### What to do
Copy each of the entries below faithfully, setting aside any pictures.

### Provided entries
* * *

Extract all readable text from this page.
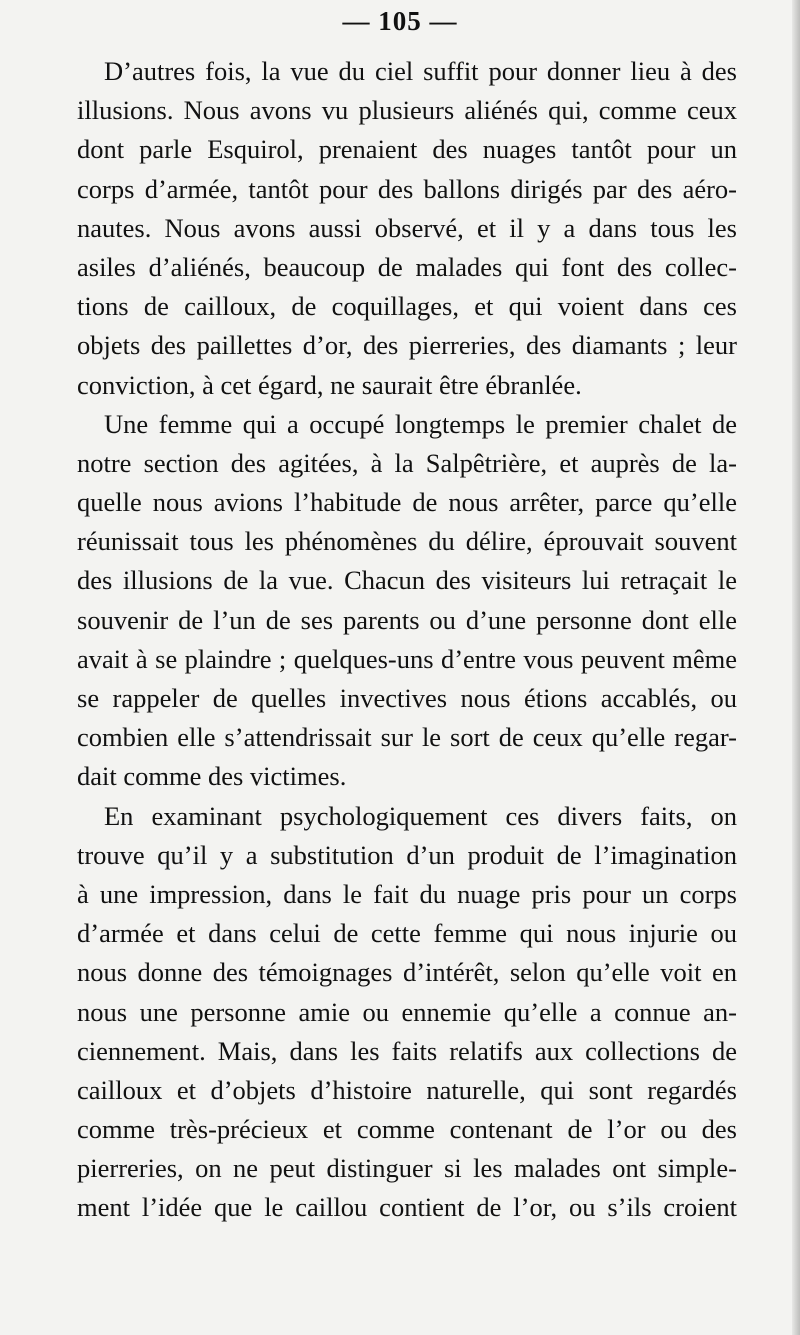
— 105 —
D’autres fois, la vue du ciel suffit pour donner lieu à des
illusions. Nous avons vu plusieurs aliénés qui, comme ceux
dont parle Esquirol, prenaient des nuages tantôt pour un
corps d’armée, tantôt pour des ballons dirigés par des aéro-
nautes. Nous avons aussi observé, et il y a dans tous les
asiles d’aliénés, beaucoup de malades qui font des collec-
tions de cailloux, de coquillages, et qui voient dans ces
objets des paillettes d’or, des pierreries, des diamants ; leur
conviction, à cet égard, ne saurait être ébranlée.
Une femme qui a occupé longtemps le premier chalet de
notre section des agitées, à la Salpêtrière, et auprès de la-
quelle nous avions l’habitude de nous arrêter, parce qu’elle
réunissait tous les phénomènes du délire, éprouvait souvent
des illusions de la vue. Chacun des visiteurs lui retraçait le
souvenir de l’un de ses parents ou d’une personne dont elle
avait à se plaindre ; quelques-uns d’entre vous peuvent même
se rappeler de quelles invectives nous étions accablés, ou
combien elle s’attendrissait sur le sort de ceux qu’elle regar-
dait comme des victimes.
En examinant psychologiquement ces divers faits, on
trouve qu’il y a substitution d’un produit de l’imagination
à une impression, dans le fait du nuage pris pour un corps
d’armée et dans celui de cette femme qui nous injurie ou
nous donne des témoignages d’intérêt, selon qu’elle voit en
nous une personne amie ou ennemie qu’elle a connue an-
ciennement. Mais, dans les faits relatifs aux collections de
cailloux et d’objets d’histoire naturelle, qui sont regardés
comme très-précieux et comme contenant de l’or ou des
pierreries, on ne peut distinguer si les malades ont simple-
ment l’idée que le caillou contient de l’or, ou s’ils croient
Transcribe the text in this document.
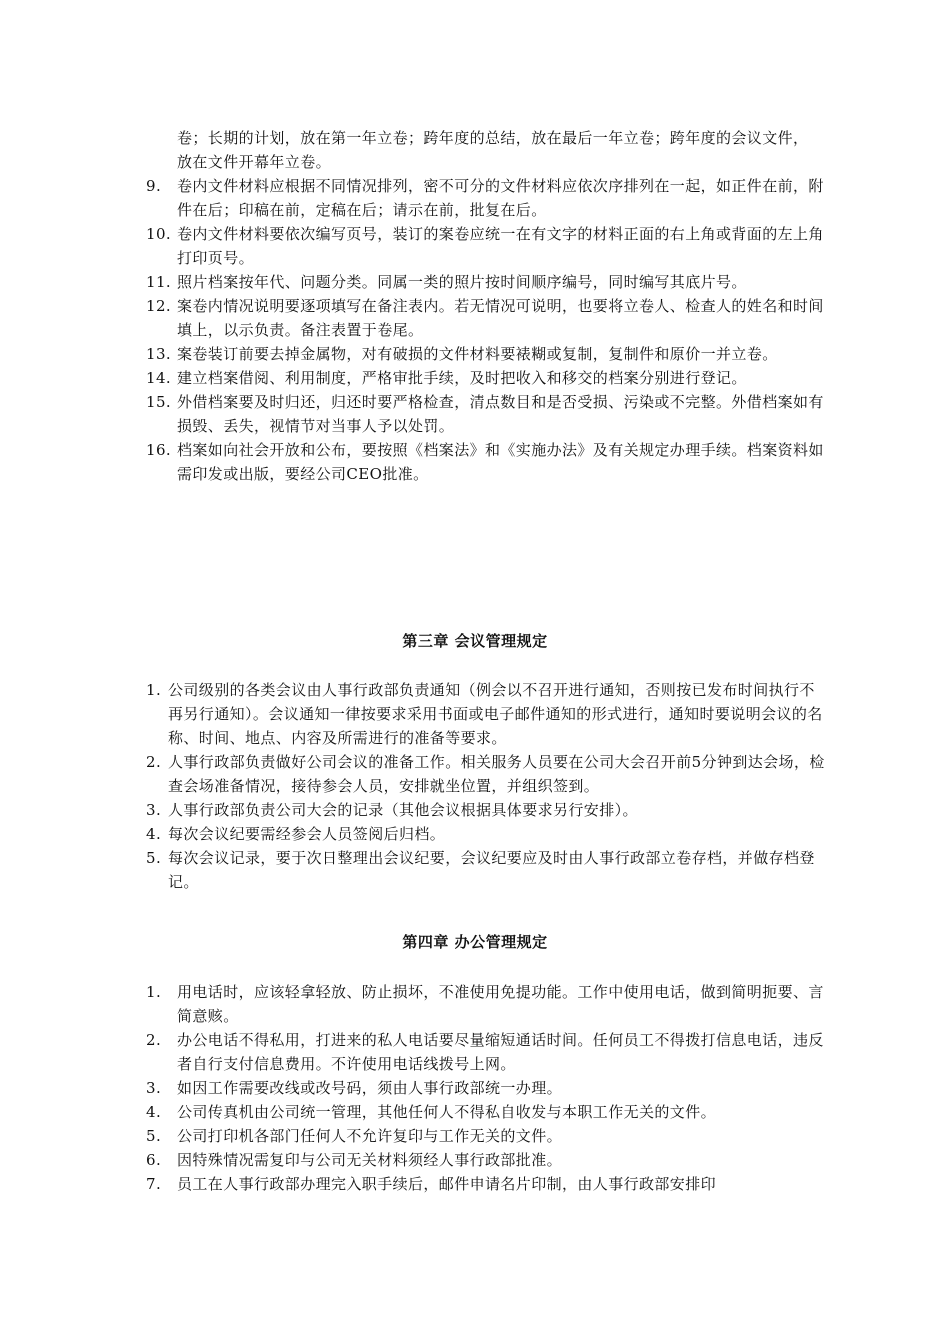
卷；长期的计划，放在第一年立卷；跨年度的总结，放在最后一年立卷；跨年度的会议文件，放在文件开幕年立卷。
9.	卷内文件材料应根据不同情况排列，密不可分的文件材料应依次序排列在一起，如正件在前，附件在后；印稿在前，定稿在后；请示在前，批复在后。
10. 卷内文件材料要依次编写页号，装订的案卷应统一在有文字的材料正面的右上角或背面的左上角打印页号。
11. 照片档案按年代、问题分类。同属一类的照片按时间顺序编号，同时编写其底片号。
12. 案卷内情况说明要逐项填写在备注表内。若无情况可说明，也要将立卷人、检查人的姓名和时间填上，以示负责。备注表置于卷尾。
13. 案卷装订前要去掉金属物，对有破损的文件材料要裱糊或复制，复制件和原价一并立卷。
14. 建立档案借阅、利用制度，严格审批手续，及时把收入和移交的档案分别进行登记。
15. 外借档案要及时归还，归还时要严格检查，清点数目和是否受损、污染或不完整。外借档案如有损毁、丢失，视情节对当事人予以处罚。
16. 档案如向社会开放和公布，要按照《档案法》和《实施办法》及有关规定办理手续。档案资料如需印发或出版，要经公司CEO批准。
第三章 会议管理规定
1. 公司级别的各类会议由人事行政部负责通知（例会以不召开进行通知，否则按已发布时间执行不再另行通知）。会议通知一律按要求采用书面或电子邮件通知的形式进行，通知时要说明会议的名称、时间、地点、内容及所需进行的准备等要求。
2. 人事行政部负责做好公司会议的准备工作。相关服务人员要在公司大会召开前5分钟到达会场，检查会场准备情况，接待参会人员，安排就坐位置，并组织签到。
3. 人事行政部负责公司大会的记录（其他会议根据具体要求另行安排）。
4. 每次会议纪要需经参会人员签阅后归档。
5. 每次会议记录，要于次日整理出会议纪要，会议纪要应及时由人事行政部立卷存档，并做存档登记。
第四章 办公管理规定
1.	用电话时，应该轻拿轻放、防止损坏，不准使用免提功能。工作中使用电话，做到简明扼要、言简意赅。
2.	办公电话不得私用，打进来的私人电话要尽量缩短通话时间。任何员工不得拨打信息电话，违反者自行支付信息费用。不许使用电话线拨号上网。
3.	如因工作需要改线或改号码，须由人事行政部统一办理。
4.	公司传真机由公司统一管理，其他任何人不得私自收发与本职工作无关的文件。
5.	公司打印机各部门任何人不允许复印与工作无关的文件。
6.	因特殊情况需复印与公司无关材料须经人事行政部批准。
7.	员工在人事行政部办理完入职手续后，邮件申请名片印制，由人事行政部安排印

* * *

### Response to this task
Extract all readable text from this page.
— 105 —
D’autres fois, la vue du ciel suffit pour donner lieu à des
illusions. Nous avons vu plusieurs aliénés qui, comme ceux
dont parle Esquirol, prenaient des nuages tantôt pour un
corps d’armée, tantôt pour des ballons dirigés par des aéro-
nautes. Nous avons aussi observé, et il y a dans tous les
asiles d’aliénés, beaucoup de malades qui font des collec-
tions de cailloux, de coquillages, et qui voient dans ces
objets des paillettes d’or, des pierreries, des diamants ; leur
conviction, à cet égard, ne saurait être ébranlée.
Une femme qui a occupé longtemps le premier chalet de
notre section des agitées, à la Salpêtrière, et auprès de la-
quelle nous avions l’habitude de nous arrêter, parce qu’elle
réunissait tous les phénomènes du délire, éprouvait souvent
des illusions de la vue. Chacun des visiteurs lui retraçait le
souvenir de l’un de ses parents ou d’une personne dont elle
avait à se plaindre ; quelques-uns d’entre vous peuvent même
se rappeler de quelles invectives nous étions accablés, ou
combien elle s’attendrissait sur le sort de ceux qu’elle regar-
dait comme des victimes.
En examinant psychologiquement ces divers faits, on
trouve qu’il y a substitution d’un produit de l’imagination
à une impression, dans le fait du nuage pris pour un corps
d’armée et dans celui de cette femme qui nous injurie ou
nous donne des témoignages d’intérêt, selon qu’elle voit en
nous une personne amie ou ennemie qu’elle a connue an-
ciennement. Mais, dans les faits relatifs aux collections de
cailloux et d’objets d’histoire naturelle, qui sont regardés
comme très-précieux et comme contenant de l’or ou des
pierreries, on ne peut distinguer si les malades ont simple-
ment l’idée que le caillou contient de l’or, ou s’ils croient
Transcribe the text in this document.
卷；长期的计划，放在第一年立卷；跨年度的总结，放在最后一年立卷；跨年度的会议文件，放在文件开幕年立卷。
9.	卷内文件材料应根据不同情况排列，密不可分的文件材料应依次序排列在一起，如正件在前，附件在后；印稿在前，定稿在后；请示在前，批复在后。
10. 卷内文件材料要依次编写页号，装订的案卷应统一在有文字的材料正面的右上角或背面的左上角打印页号。
11. 照片档案按年代、问题分类。同属一类的照片按时间顺序编号，同时编写其底片号。
12. 案卷内情况说明要逐项填写在备注表内。若无情况可说明，也要将立卷人、检查人的姓名和时间填上，以示负责。备注表置于卷尾。
13. 案卷装订前要去掉金属物，对有破损的文件材料要裱糊或复制，复制件和原价一并立卷。
14. 建立档案借阅、利用制度，严格审批手续，及时把收入和移交的档案分别进行登记。
15. 外借档案要及时归还，归还时要严格检查，清点数目和是否受损、污染或不完整。外借档案如有损毁、丢失，视情节对当事人予以处罚。
16. 档案如向社会开放和公布，要按照《档案法》和《实施办法》及有关规定办理手续。档案资料如需印发或出版，要经公司CEO批准。
第三章 会议管理规定
1. 公司级别的各类会议由人事行政部负责通知（例会以不召开进行通知，否则按已发布时间执行不再另行通知）。会议通知一律按要求采用书面或电子邮件通知的形式进行，通知时要说明会议的名称、时间、地点、内容及所需进行的准备等要求。
2. 人事行政部负责做好公司会议的准备工作。相关服务人员要在公司大会召开前5分钟到达会场，检查会场准备情况，接待参会人员，安排就坐位置，并组织签到。
3. 人事行政部负责公司大会的记录（其他会议根据具体要求另行安排）。
4. 每次会议纪要需经参会人员签阅后归档。
5. 每次会议记录，要于次日整理出会议纪要，会议纪要应及时由人事行政部立卷存档，并做存档登记。
第四章 办公管理规定
1.	用电话时，应该轻拿轻放、防止损坏，不准使用免提功能。工作中使用电话，做到简明扼要、言简意赅。
2.	办公电话不得私用，打进来的私人电话要尽量缩短通话时间。任何员工不得拨打信息电话，违反者自行支付信息费用。不许使用电话线拨号上网。
3.	如因工作需要改线或改号码，须由人事行政部统一办理。
4.	公司传真机由公司统一管理，其他任何人不得私自收发与本职工作无关的文件。
5.	公司打印机各部门任何人不允许复印与工作无关的文件。
6.	因特殊情况需复印与公司无关材料须经人事行政部批准。
7.	员工在人事行政部办理完入职手续后，邮件申请名片印制，由人事行政部安排印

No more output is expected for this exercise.